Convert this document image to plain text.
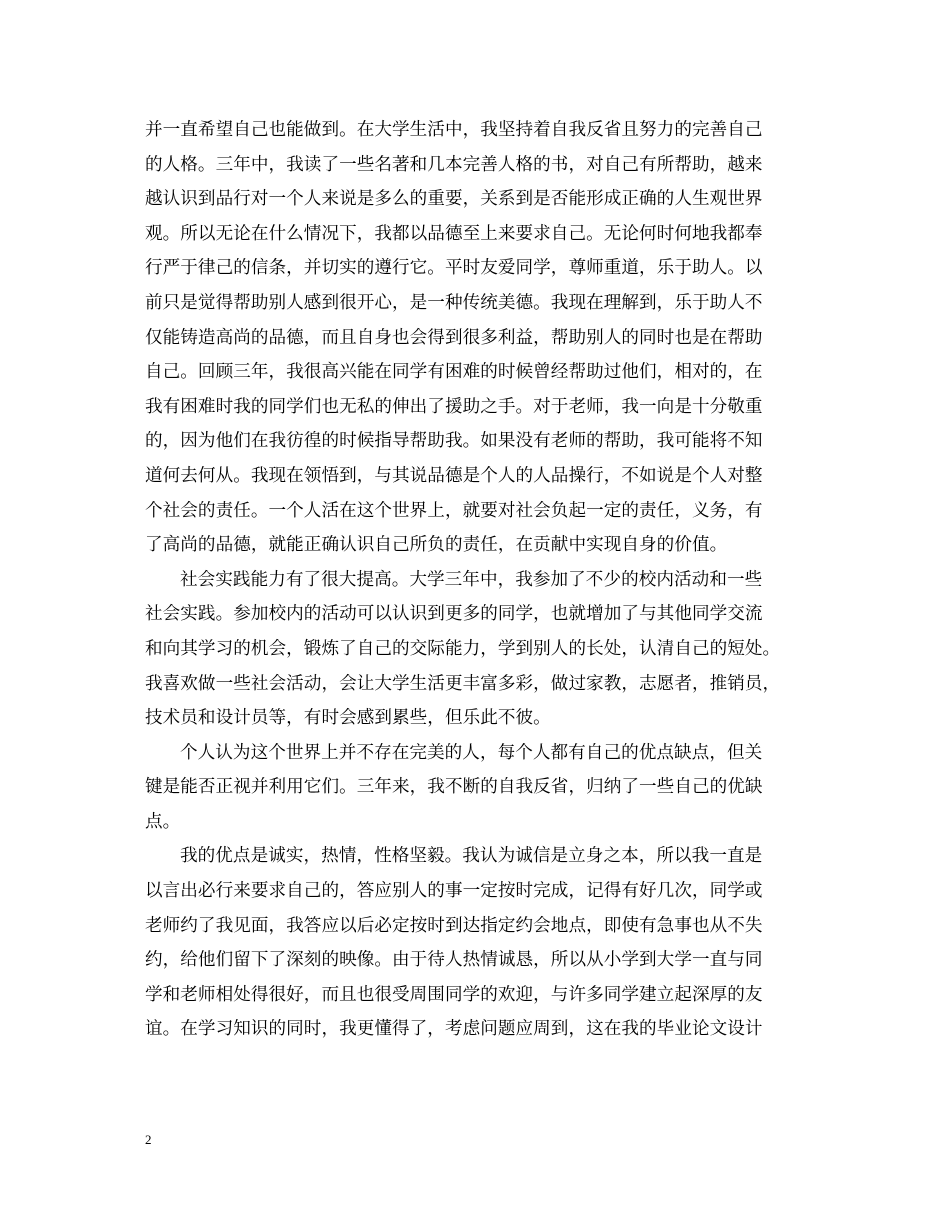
并一直希望自己也能做到。在大学生活中，我坚持着自我反省且努力的完善自己
的人格。三年中，我读了一些名著和几本完善人格的书，对自己有所帮助，越来
越认识到品行对一个人来说是多么的重要，关系到是否能形成正确的人生观世界
观。所以无论在什么情况下，我都以品德至上来要求自己。无论何时何地我都奉
行严于律己的信条，并切实的遵行它。平时友爱同学，尊师重道，乐于助人。以
前只是觉得帮助别人感到很开心，是一种传统美德。我现在理解到，乐于助人不
仅能铸造高尚的品德，而且自身也会得到很多利益，帮助别人的同时也是在帮助
自己。回顾三年，我很高兴能在同学有困难的时候曾经帮助过他们，相对的，在
我有困难时我的同学们也无私的伸出了援助之手。对于老师，我一向是十分敬重
的，因为他们在我彷徨的时候指导帮助我。如果没有老师的帮助，我可能将不知
道何去何从。我现在领悟到，与其说品德是个人的人品操行，不如说是个人对整
个社会的责任。一个人活在这个世界上，就要对社会负起一定的责任，义务，有
了高尚的品德，就能正确认识自己所负的责任，在贡献中实现自身的价值。
社会实践能力有了很大提高。大学三年中，我参加了不少的校内活动和一些
社会实践。参加校内的活动可以认识到更多的同学，也就增加了与其他同学交流
和向其学习的机会，锻炼了自己的交际能力，学到别人的长处，认清自己的短处。
我喜欢做一些社会活动，会让大学生活更丰富多彩，做过家教，志愿者，推销员，
技术员和设计员等，有时会感到累些，但乐此不彼。
个人认为这个世界上并不存在完美的人，每个人都有自己的优点缺点，但关
键是能否正视并利用它们。三年来，我不断的自我反省，归纳了一些自己的优缺
点。
我的优点是诚实，热情，性格坚毅。我认为诚信是立身之本，所以我一直是
以言出必行来要求自己的，答应别人的事一定按时完成，记得有好几次，同学或
老师约了我见面，我答应以后必定按时到达指定约会地点，即使有急事也从不失
约，给他们留下了深刻的映像。由于待人热情诚恳，所以从小学到大学一直与同
学和老师相处得很好，而且也很受周围同学的欢迎，与许多同学建立起深厚的友
谊。在学习知识的同时，我更懂得了，考虑问题应周到，这在我的毕业论文设计
2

(Given task): Pictures are not part of the copy; output everything else in the records exactly.

(Expected output):
Convert this document image to plain text.
并一直希望自己也能做到。在大学生活中，我坚持着自我反省且努力的完善自己
的人格。三年中，我读了一些名著和几本完善人格的书，对自己有所帮助，越来
越认识到品行对一个人来说是多么的重要，关系到是否能形成正确的人生观世界
观。所以无论在什么情况下，我都以品德至上来要求自己。无论何时何地我都奉
行严于律己的信条，并切实的遵行它。平时友爱同学，尊师重道，乐于助人。以
前只是觉得帮助别人感到很开心，是一种传统美德。我现在理解到，乐于助人不
仅能铸造高尚的品德，而且自身也会得到很多利益，帮助别人的同时也是在帮助
自己。回顾三年，我很高兴能在同学有困难的时候曾经帮助过他们，相对的，在
我有困难时我的同学们也无私的伸出了援助之手。对于老师，我一向是十分敬重
的，因为他们在我彷徨的时候指导帮助我。如果没有老师的帮助，我可能将不知
道何去何从。我现在领悟到，与其说品德是个人的人品操行，不如说是个人对整
个社会的责任。一个人活在这个世界上，就要对社会负起一定的责任，义务，有
了高尚的品德，就能正确认识自己所负的责任，在贡献中实现自身的价值。
社会实践能力有了很大提高。大学三年中，我参加了不少的校内活动和一些
社会实践。参加校内的活动可以认识到更多的同学，也就增加了与其他同学交流
和向其学习的机会，锻炼了自己的交际能力，学到别人的长处，认清自己的短处。
我喜欢做一些社会活动，会让大学生活更丰富多彩，做过家教，志愿者，推销员，
技术员和设计员等，有时会感到累些，但乐此不彼。
个人认为这个世界上并不存在完美的人，每个人都有自己的优点缺点，但关
键是能否正视并利用它们。三年来，我不断的自我反省，归纳了一些自己的优缺
点。
我的优点是诚实，热情，性格坚毅。我认为诚信是立身之本，所以我一直是
以言出必行来要求自己的，答应别人的事一定按时完成，记得有好几次，同学或
老师约了我见面，我答应以后必定按时到达指定约会地点，即使有急事也从不失
约，给他们留下了深刻的映像。由于待人热情诚恳，所以从小学到大学一直与同
学和老师相处得很好，而且也很受周围同学的欢迎，与许多同学建立起深厚的友
谊。在学习知识的同时，我更懂得了，考虑问题应周到，这在我的毕业论文设计
2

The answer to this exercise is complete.